▶ _PROBLEM DETAILS_:
Skip every image and restate the data word for word.

▶ _GIVEN INFORMATION_:

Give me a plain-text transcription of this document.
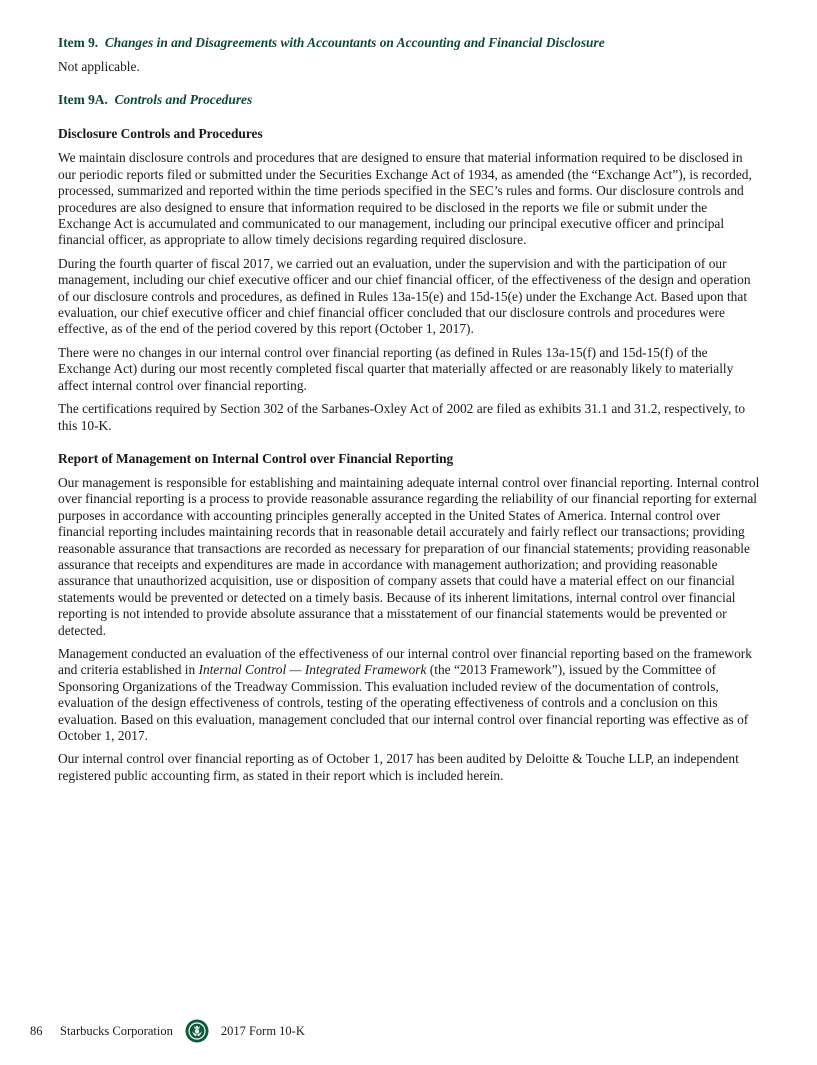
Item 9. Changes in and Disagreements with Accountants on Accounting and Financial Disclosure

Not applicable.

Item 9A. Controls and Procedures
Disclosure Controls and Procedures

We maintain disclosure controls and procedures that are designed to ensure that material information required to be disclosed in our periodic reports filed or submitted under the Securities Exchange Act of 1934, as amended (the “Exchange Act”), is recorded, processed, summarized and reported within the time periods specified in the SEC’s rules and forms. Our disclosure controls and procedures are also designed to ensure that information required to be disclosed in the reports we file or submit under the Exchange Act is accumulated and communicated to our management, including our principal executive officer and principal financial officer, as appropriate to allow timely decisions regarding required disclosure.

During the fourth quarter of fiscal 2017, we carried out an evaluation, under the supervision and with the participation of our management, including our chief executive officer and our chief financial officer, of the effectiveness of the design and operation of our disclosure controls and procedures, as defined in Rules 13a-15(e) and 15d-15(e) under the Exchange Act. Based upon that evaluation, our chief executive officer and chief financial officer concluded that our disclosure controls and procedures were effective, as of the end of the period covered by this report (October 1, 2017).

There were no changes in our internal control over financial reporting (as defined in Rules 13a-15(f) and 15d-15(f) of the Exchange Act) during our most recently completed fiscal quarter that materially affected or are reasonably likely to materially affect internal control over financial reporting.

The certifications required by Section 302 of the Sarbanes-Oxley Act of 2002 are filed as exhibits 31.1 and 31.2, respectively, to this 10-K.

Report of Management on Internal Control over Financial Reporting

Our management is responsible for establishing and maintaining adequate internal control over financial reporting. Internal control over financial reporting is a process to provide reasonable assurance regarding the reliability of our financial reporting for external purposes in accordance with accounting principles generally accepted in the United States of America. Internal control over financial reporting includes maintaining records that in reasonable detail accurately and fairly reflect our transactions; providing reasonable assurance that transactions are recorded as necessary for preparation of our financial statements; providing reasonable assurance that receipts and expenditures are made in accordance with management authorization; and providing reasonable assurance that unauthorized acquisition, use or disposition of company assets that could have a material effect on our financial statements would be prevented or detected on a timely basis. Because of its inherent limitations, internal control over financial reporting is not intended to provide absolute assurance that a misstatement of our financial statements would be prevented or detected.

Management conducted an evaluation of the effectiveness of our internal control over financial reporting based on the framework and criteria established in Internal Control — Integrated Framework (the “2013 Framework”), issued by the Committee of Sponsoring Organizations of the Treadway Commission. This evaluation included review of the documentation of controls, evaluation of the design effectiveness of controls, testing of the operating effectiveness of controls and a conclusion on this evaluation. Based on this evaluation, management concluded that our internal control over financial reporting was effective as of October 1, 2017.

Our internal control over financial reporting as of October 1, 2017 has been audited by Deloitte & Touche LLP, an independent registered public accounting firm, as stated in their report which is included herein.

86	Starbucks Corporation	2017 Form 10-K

▶ _RESULT OF THE EXERCISE_:
Give me a plain-text transcription of this document.
Item 9. Changes in and Disagreements with Accountants on Accounting and Financial Disclosure

Not applicable.

Item 9A. Controls and Procedures
Disclosure Controls and Procedures

We maintain disclosure controls and procedures that are designed to ensure that material information required to be disclosed in our periodic reports filed or submitted under the Securities Exchange Act of 1934, as amended (the “Exchange Act”), is recorded, processed, summarized and reported within the time periods specified in the SEC’s rules and forms. Our disclosure controls and procedures are also designed to ensure that information required to be disclosed in the reports we file or submit under the Exchange Act is accumulated and communicated to our management, including our principal executive officer and principal financial officer, as appropriate to allow timely decisions regarding required disclosure.

During the fourth quarter of fiscal 2017, we carried out an evaluation, under the supervision and with the participation of our management, including our chief executive officer and our chief financial officer, of the effectiveness of the design and operation of our disclosure controls and procedures, as defined in Rules 13a-15(e) and 15d-15(e) under the Exchange Act. Based upon that evaluation, our chief executive officer and chief financial officer concluded that our disclosure controls and procedures were effective, as of the end of the period covered by this report (October 1, 2017).

There were no changes in our internal control over financial reporting (as defined in Rules 13a-15(f) and 15d-15(f) of the Exchange Act) during our most recently completed fiscal quarter that materially affected or are reasonably likely to materially affect internal control over financial reporting.

The certifications required by Section 302 of the Sarbanes-Oxley Act of 2002 are filed as exhibits 31.1 and 31.2, respectively, to this 10-K.

Report of Management on Internal Control over Financial Reporting

Our management is responsible for establishing and maintaining adequate internal control over financial reporting. Internal control over financial reporting is a process to provide reasonable assurance regarding the reliability of our financial reporting for external purposes in accordance with accounting principles generally accepted in the United States of America. Internal control over financial reporting includes maintaining records that in reasonable detail accurately and fairly reflect our transactions; providing reasonable assurance that transactions are recorded as necessary for preparation of our financial statements; providing reasonable assurance that receipts and expenditures are made in accordance with management authorization; and providing reasonable assurance that unauthorized acquisition, use or disposition of company assets that could have a material effect on our financial statements would be prevented or detected on a timely basis. Because of its inherent limitations, internal control over financial reporting is not intended to provide absolute assurance that a misstatement of our financial statements would be prevented or detected.

Management conducted an evaluation of the effectiveness of our internal control over financial reporting based on the framework and criteria established in Internal Control — Integrated Framework (the “2013 Framework”), issued by the Committee of Sponsoring Organizations of the Treadway Commission. This evaluation included review of the documentation of controls, evaluation of the design effectiveness of controls, testing of the operating effectiveness of controls and a conclusion on this evaluation. Based on this evaluation, management concluded that our internal control over financial reporting was effective as of October 1, 2017.

Our internal control over financial reporting as of October 1, 2017 has been audited by Deloitte & Touche LLP, an independent registered public accounting firm, as stated in their report which is included herein.

86	Starbucks Corporation	2017 Form 10-K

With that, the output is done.